___ Supplied data ___
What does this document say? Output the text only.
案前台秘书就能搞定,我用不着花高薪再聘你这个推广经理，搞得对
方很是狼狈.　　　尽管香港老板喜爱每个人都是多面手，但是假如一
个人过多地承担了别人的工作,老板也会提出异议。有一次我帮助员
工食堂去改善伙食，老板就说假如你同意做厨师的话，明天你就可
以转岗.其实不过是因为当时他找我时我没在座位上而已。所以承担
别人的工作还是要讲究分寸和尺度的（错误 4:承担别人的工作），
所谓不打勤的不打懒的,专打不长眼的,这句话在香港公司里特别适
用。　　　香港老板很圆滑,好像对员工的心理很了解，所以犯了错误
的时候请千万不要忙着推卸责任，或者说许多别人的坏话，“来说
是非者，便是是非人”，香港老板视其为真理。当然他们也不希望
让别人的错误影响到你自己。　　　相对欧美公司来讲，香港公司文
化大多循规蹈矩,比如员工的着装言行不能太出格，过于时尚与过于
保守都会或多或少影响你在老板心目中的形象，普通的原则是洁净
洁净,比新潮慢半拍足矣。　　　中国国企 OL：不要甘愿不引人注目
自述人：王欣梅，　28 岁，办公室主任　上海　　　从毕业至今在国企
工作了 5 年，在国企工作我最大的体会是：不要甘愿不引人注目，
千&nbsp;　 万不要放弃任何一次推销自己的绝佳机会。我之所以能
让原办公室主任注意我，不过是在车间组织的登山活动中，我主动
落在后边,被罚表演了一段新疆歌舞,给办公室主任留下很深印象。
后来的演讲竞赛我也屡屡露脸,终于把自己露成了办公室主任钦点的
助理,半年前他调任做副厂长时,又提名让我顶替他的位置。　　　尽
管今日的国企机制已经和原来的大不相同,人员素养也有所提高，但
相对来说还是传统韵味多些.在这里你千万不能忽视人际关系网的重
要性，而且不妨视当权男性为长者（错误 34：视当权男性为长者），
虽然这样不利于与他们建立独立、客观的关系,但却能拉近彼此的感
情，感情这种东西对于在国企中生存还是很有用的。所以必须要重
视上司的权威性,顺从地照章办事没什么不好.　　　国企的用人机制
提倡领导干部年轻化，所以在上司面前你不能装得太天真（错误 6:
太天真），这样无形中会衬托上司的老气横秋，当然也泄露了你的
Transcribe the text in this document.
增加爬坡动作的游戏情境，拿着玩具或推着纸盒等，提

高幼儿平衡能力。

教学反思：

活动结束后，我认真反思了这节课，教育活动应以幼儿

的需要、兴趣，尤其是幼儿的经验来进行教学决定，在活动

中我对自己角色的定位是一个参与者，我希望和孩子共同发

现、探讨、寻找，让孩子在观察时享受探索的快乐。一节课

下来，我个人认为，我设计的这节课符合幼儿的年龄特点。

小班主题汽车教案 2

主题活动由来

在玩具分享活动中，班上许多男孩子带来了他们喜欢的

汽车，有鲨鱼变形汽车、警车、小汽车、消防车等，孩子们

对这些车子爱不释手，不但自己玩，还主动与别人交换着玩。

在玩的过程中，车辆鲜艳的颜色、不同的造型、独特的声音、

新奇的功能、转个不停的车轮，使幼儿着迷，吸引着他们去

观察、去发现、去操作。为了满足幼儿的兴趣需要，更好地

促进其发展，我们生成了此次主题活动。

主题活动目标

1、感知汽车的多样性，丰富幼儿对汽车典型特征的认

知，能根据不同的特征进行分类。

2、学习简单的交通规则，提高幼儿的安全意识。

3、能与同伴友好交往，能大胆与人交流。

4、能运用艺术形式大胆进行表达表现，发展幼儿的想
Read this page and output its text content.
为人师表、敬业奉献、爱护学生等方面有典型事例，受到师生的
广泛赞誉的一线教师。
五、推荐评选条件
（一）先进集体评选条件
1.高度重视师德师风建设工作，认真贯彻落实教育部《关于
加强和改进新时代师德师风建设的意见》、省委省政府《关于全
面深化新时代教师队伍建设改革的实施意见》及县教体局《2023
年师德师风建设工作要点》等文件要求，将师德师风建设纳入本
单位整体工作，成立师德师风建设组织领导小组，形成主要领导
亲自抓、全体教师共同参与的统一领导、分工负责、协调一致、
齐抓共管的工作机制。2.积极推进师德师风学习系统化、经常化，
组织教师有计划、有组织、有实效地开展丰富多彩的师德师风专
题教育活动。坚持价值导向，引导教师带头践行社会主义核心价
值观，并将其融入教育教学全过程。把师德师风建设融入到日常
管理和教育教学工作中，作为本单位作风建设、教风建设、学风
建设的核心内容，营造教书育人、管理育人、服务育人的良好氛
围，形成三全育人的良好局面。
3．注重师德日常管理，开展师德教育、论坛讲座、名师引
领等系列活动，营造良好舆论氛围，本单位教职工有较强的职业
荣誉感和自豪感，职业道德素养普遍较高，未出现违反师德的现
___
Reproduce all data above, unchanged.

Response to this task:
What does this document say? Output the text only.
案前台秘书就能搞定,我用不着花高薪再聘你这个推广经理，搞得对
方很是狼狈.　　　尽管香港老板喜爱每个人都是多面手，但是假如一
个人过多地承担了别人的工作,老板也会提出异议。有一次我帮助员
工食堂去改善伙食，老板就说假如你同意做厨师的话，明天你就可
以转岗.其实不过是因为当时他找我时我没在座位上而已。所以承担
别人的工作还是要讲究分寸和尺度的（错误 4:承担别人的工作），
所谓不打勤的不打懒的,专打不长眼的,这句话在香港公司里特别适
用。　　　香港老板很圆滑,好像对员工的心理很了解，所以犯了错误
的时候请千万不要忙着推卸责任，或者说许多别人的坏话，“来说
是非者，便是是非人”，香港老板视其为真理。当然他们也不希望
让别人的错误影响到你自己。　　　相对欧美公司来讲，香港公司文
化大多循规蹈矩,比如员工的着装言行不能太出格，过于时尚与过于
保守都会或多或少影响你在老板心目中的形象，普通的原则是洁净
洁净,比新潮慢半拍足矣。　　　中国国企 OL：不要甘愿不引人注目
自述人：王欣梅，　28 岁，办公室主任　上海　　　从毕业至今在国企
工作了 5 年，在国企工作我最大的体会是：不要甘愿不引人注目，
千&nbsp;　 万不要放弃任何一次推销自己的绝佳机会。我之所以能
让原办公室主任注意我，不过是在车间组织的登山活动中，我主动
落在后边,被罚表演了一段新疆歌舞,给办公室主任留下很深印象。
后来的演讲竞赛我也屡屡露脸,终于把自己露成了办公室主任钦点的
助理,半年前他调任做副厂长时,又提名让我顶替他的位置。　　　尽
管今日的国企机制已经和原来的大不相同,人员素养也有所提高，但
相对来说还是传统韵味多些.在这里你千万不能忽视人际关系网的重
要性，而且不妨视当权男性为长者（错误 34：视当权男性为长者），
虽然这样不利于与他们建立独立、客观的关系,但却能拉近彼此的感
情，感情这种东西对于在国企中生存还是很有用的。所以必须要重
视上司的权威性,顺从地照章办事没什么不好.　　　国企的用人机制
提倡领导干部年轻化，所以在上司面前你不能装得太天真（错误 6:
太天真），这样无形中会衬托上司的老气横秋，当然也泄露了你的
Transcribe the text in this document.
增加爬坡动作的游戏情境，拿着玩具或推着纸盒等，提

高幼儿平衡能力。

教学反思：

活动结束后，我认真反思了这节课，教育活动应以幼儿

的需要、兴趣，尤其是幼儿的经验来进行教学决定，在活动

中我对自己角色的定位是一个参与者，我希望和孩子共同发

现、探讨、寻找，让孩子在观察时享受探索的快乐。一节课

下来，我个人认为，我设计的这节课符合幼儿的年龄特点。

小班主题汽车教案 2

主题活动由来

在玩具分享活动中，班上许多男孩子带来了他们喜欢的

汽车，有鲨鱼变形汽车、警车、小汽车、消防车等，孩子们

对这些车子爱不释手，不但自己玩，还主动与别人交换着玩。

在玩的过程中，车辆鲜艳的颜色、不同的造型、独特的声音、

新奇的功能、转个不停的车轮，使幼儿着迷，吸引着他们去

观察、去发现、去操作。为了满足幼儿的兴趣需要，更好地

促进其发展，我们生成了此次主题活动。

主题活动目标

1、感知汽车的多样性，丰富幼儿对汽车典型特征的认

知，能根据不同的特征进行分类。

2、学习简单的交通规则，提高幼儿的安全意识。

3、能与同伴友好交往，能大胆与人交流。

4、能运用艺术形式大胆进行表达表现，发展幼儿的想
Read this page and output its text content.
为人师表、敬业奉献、爱护学生等方面有典型事例，受到师生的
广泛赞誉的一线教师。
五、推荐评选条件
（一）先进集体评选条件
1.高度重视师德师风建设工作，认真贯彻落实教育部《关于
加强和改进新时代师德师风建设的意见》、省委省政府《关于全
面深化新时代教师队伍建设改革的实施意见》及县教体局《2023
年师德师风建设工作要点》等文件要求，将师德师风建设纳入本
单位整体工作，成立师德师风建设组织领导小组，形成主要领导
亲自抓、全体教师共同参与的统一领导、分工负责、协调一致、
齐抓共管的工作机制。2.积极推进师德师风学习系统化、经常化，
组织教师有计划、有组织、有实效地开展丰富多彩的师德师风专
题教育活动。坚持价值导向，引导教师带头践行社会主义核心价
值观，并将其融入教育教学全过程。把师德师风建设融入到日常
管理和教育教学工作中，作为本单位作风建设、教风建设、学风
建设的核心内容，营造教书育人、管理育人、服务育人的良好氛
围，形成三全育人的良好局面。
3．注重师德日常管理，开展师德教育、论坛讲座、名师引
领等系列活动，营造良好舆论氛围，本单位教职工有较强的职业
荣誉感和自豪感，职业道德素养普遍较高，未出现违反师德的现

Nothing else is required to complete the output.